** START **

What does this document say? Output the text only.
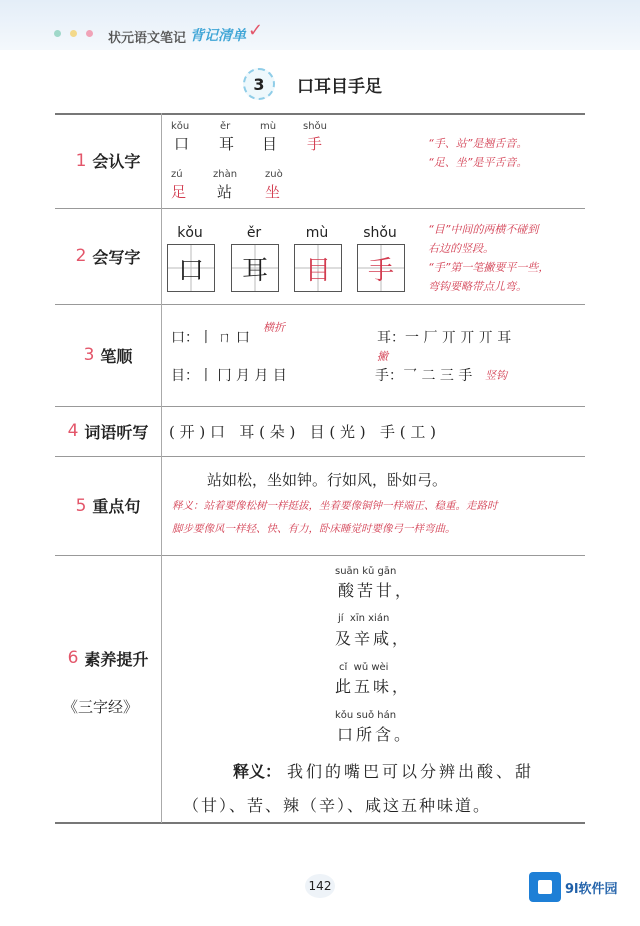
状元语文笔记 背记清单 ✓
3	口耳目手足
1 会认字
kǒu
口
ěr
耳
mù
目
shǒu
手
zú
足
zhàn
站
zuò
坐
“手、站”是翘舌音。
“足、坐”是平舌音。
2 会写字
kǒu
口
ěr
耳
mù
目
shǒu
手
“目”中间的两横不碰到
右边的竖段。
“手”第一笔撇要平一些，
弯钩要略带点儿弯。
3 笔顺
口：丨 ㄇ 口
横折
耳：一 厂 丌 丌 丌 耳
目：丨 冂 月 月 目
撇
手：乛 二 三 手 竖钩
4 词语听写 ( 开 ) 口   耳 ( 朵 )   目 ( 光 )   手 ( 工 )
5 重点句
站如松，坐如钟。行如风，卧如弓。
释义：站着要像松树一样挺拔，坐着要像铜钟一样端正、稳重。走路时
脚步要像风一样轻、快、有力，卧床睡觉时要像弓一样弯曲。
6 素养提升
《三字经》
suān kǔ gān
酸苦甘，
jí  xīn xián
及辛咸，
cǐ  wǔ wèi
此五味，
kǒu suǒ hán
口所含。
释义： 我们的嘴巴可以分辨出酸、甜
（甘）、苦、辣（辛）、咸这五种味道。
142	9l软件园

** END **

Work required
Reproduce the listing exactly. Leave its pictures out.

Correct response
What does this document say? Output the text only.
状元语文笔记 背记清单 ✓
3	口耳目手足
1 会认字
kǒu
口
ěr
耳
mù
目
shǒu
手
zú
足
zhàn
站
zuò
坐
“手、站”是翘舌音。
“足、坐”是平舌音。
2 会写字
kǒu
口
ěr
耳
mù
目
shǒu
手
“目”中间的两横不碰到
右边的竖段。
“手”第一笔撇要平一些，
弯钩要略带点儿弯。
3 笔顺
口：丨 ㄇ 口
横折
耳：一 厂 丌 丌 丌 耳
目：丨 冂 月 月 目
撇
手：乛 二 三 手 竖钩
4 词语听写 ( 开 ) 口   耳 ( 朵 )   目 ( 光 )   手 ( 工 )
5 重点句
站如松，坐如钟。行如风，卧如弓。
释义：站着要像松树一样挺拔，坐着要像铜钟一样端正、稳重。走路时
脚步要像风一样轻、快、有力，卧床睡觉时要像弓一样弯曲。
6 素养提升
《三字经》
suān kǔ gān
酸苦甘，
jí  xīn xián
及辛咸，
cǐ  wǔ wèi
此五味，
kǒu suǒ hán
口所含。
释义： 我们的嘴巴可以分辨出酸、甜
（甘）、苦、辣（辛）、咸这五种味道。
142	9l软件园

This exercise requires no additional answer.